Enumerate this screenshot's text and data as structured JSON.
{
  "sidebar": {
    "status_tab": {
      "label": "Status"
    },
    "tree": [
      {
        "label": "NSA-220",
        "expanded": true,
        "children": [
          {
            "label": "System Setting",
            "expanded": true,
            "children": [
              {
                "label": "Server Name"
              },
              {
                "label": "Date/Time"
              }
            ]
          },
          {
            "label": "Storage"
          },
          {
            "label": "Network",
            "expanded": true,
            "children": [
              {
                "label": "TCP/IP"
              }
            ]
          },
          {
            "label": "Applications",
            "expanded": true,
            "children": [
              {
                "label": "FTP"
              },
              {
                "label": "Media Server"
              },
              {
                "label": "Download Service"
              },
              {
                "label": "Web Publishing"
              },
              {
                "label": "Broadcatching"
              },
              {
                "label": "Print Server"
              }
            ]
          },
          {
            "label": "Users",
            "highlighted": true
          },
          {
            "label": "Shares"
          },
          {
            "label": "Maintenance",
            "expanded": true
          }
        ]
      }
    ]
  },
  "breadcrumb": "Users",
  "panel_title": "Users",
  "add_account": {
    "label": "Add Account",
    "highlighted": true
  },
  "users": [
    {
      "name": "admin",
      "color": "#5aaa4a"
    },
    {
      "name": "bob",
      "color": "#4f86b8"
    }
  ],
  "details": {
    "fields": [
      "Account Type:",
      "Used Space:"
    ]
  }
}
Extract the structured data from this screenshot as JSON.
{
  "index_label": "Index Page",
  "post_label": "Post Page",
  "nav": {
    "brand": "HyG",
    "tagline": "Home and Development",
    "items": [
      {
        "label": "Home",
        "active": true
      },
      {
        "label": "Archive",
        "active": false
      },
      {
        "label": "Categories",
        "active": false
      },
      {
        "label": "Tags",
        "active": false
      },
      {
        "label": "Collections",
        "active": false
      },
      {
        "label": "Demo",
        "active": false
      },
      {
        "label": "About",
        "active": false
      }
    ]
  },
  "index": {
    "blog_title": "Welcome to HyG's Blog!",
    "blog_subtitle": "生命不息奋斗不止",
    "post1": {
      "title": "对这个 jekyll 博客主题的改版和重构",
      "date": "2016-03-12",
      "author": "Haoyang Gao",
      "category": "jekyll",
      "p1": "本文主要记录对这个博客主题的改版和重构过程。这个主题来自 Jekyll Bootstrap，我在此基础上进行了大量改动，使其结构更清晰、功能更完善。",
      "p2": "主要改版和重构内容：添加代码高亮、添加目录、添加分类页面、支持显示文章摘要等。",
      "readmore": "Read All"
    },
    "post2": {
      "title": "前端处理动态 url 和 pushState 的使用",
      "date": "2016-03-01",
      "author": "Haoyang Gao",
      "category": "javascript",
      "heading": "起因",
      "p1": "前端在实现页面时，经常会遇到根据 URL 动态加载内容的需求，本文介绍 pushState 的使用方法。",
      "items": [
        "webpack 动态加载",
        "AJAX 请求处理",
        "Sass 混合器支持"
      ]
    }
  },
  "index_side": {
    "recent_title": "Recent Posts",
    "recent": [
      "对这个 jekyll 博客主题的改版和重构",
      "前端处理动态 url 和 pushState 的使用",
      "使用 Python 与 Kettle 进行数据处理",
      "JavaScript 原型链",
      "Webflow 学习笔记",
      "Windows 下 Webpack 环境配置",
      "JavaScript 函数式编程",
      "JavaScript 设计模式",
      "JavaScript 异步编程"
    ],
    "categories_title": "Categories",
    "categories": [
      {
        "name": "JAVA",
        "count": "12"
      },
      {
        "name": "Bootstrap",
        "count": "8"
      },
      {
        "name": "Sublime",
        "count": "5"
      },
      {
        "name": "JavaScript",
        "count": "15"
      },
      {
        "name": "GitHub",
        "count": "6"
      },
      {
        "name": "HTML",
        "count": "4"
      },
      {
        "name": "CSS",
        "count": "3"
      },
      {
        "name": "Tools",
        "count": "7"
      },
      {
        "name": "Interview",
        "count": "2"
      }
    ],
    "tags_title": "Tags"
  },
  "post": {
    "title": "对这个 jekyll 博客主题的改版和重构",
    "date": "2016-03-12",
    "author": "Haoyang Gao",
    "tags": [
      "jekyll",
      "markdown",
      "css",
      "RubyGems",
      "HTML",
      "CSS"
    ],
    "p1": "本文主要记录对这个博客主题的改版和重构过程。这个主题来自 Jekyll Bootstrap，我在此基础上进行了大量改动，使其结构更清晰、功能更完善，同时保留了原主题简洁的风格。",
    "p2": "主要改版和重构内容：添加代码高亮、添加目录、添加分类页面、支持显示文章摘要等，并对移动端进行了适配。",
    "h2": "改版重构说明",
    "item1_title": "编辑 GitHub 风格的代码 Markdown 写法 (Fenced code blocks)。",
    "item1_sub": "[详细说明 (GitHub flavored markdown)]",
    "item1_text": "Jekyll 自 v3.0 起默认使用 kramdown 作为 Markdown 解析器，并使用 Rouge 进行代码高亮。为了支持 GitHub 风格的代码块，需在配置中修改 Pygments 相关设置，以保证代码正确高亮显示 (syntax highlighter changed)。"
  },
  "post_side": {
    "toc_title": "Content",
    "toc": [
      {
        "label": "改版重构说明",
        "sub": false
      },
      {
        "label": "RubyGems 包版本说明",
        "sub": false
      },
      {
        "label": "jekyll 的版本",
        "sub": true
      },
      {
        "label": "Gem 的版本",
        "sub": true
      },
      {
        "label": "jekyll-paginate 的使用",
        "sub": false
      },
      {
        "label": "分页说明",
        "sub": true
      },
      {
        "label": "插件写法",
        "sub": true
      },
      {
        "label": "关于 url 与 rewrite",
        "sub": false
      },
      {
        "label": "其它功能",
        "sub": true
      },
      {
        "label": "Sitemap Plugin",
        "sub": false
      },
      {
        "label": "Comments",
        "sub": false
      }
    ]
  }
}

#####

> [Task instructions]: Extract every line that has the string "highlighted" in it.

> [Expected output]:
            "highlighted": true
    "highlighted": true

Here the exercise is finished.